Job
Take the line containing "Give me a plain-text" through the last line of the data and retype those lines exactly. Pictures do not belong in the copy.

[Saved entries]

---

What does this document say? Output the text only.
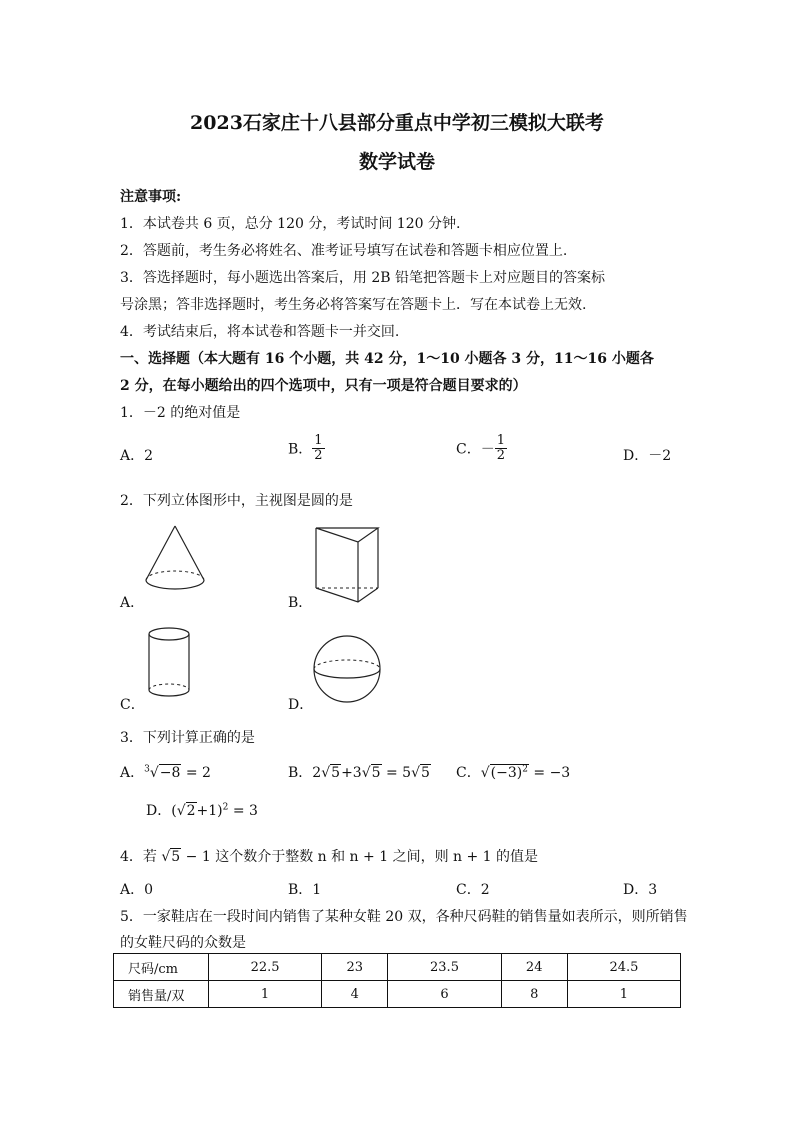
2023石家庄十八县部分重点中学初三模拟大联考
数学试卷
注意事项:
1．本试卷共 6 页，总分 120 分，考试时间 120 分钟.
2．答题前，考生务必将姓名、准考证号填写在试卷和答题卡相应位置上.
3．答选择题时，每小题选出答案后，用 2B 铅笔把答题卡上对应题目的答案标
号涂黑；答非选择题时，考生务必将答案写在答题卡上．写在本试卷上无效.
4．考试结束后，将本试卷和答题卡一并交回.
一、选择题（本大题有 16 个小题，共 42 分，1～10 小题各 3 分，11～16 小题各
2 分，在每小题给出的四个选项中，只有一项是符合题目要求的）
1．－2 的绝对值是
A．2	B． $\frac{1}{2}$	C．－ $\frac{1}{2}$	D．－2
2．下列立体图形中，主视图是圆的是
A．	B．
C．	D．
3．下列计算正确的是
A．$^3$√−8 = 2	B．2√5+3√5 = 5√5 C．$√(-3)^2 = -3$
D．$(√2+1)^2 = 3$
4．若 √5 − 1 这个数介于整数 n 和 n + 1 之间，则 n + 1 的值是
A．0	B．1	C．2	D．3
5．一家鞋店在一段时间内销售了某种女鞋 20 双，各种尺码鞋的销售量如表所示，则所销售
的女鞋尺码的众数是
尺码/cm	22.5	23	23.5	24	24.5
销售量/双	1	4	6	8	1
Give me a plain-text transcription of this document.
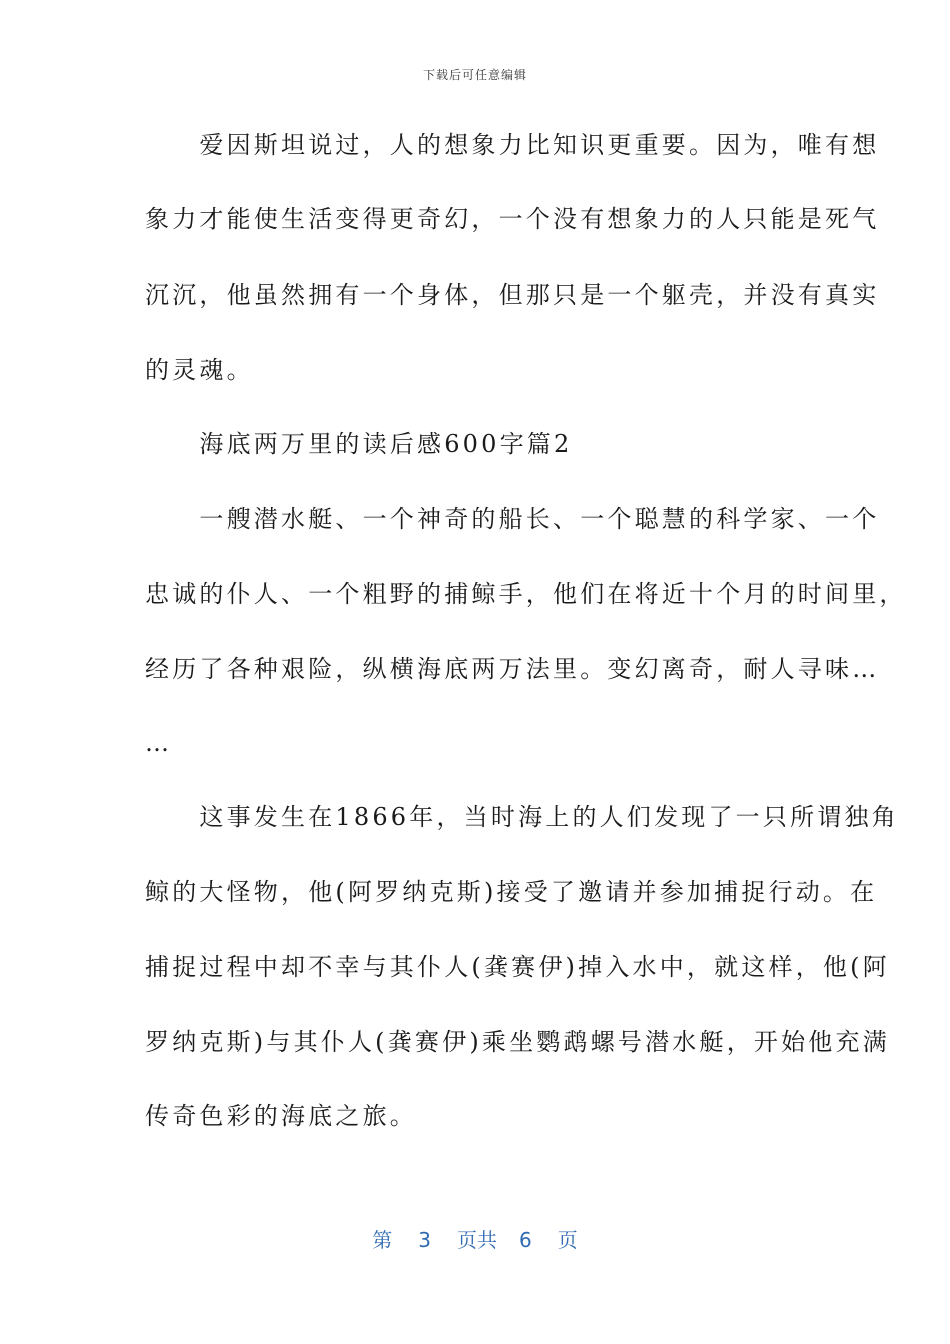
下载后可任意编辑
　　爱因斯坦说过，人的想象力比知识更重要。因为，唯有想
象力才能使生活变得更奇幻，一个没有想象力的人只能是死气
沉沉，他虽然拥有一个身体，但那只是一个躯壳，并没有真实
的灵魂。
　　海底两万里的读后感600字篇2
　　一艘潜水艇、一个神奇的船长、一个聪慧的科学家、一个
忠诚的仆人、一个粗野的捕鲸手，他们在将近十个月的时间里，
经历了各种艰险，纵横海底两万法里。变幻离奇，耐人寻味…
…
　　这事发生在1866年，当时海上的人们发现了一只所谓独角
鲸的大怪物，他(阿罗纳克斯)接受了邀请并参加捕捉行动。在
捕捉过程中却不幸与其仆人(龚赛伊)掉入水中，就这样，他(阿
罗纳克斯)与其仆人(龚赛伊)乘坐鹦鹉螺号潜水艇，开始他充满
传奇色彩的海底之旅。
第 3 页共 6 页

---

Answer for the task
Give me a plain-text transcription of this document.
下载后可任意编辑
　　爱因斯坦说过，人的想象力比知识更重要。因为，唯有想
象力才能使生活变得更奇幻，一个没有想象力的人只能是死气
沉沉，他虽然拥有一个身体，但那只是一个躯壳，并没有真实
的灵魂。
　　海底两万里的读后感600字篇2
　　一艘潜水艇、一个神奇的船长、一个聪慧的科学家、一个
忠诚的仆人、一个粗野的捕鲸手，他们在将近十个月的时间里，
经历了各种艰险，纵横海底两万法里。变幻离奇，耐人寻味…
…
　　这事发生在1866年，当时海上的人们发现了一只所谓独角
鲸的大怪物，他(阿罗纳克斯)接受了邀请并参加捕捉行动。在
捕捉过程中却不幸与其仆人(龚赛伊)掉入水中，就这样，他(阿
罗纳克斯)与其仆人(龚赛伊)乘坐鹦鹉螺号潜水艇，开始他充满
传奇色彩的海底之旅。
第 3 页共 6 页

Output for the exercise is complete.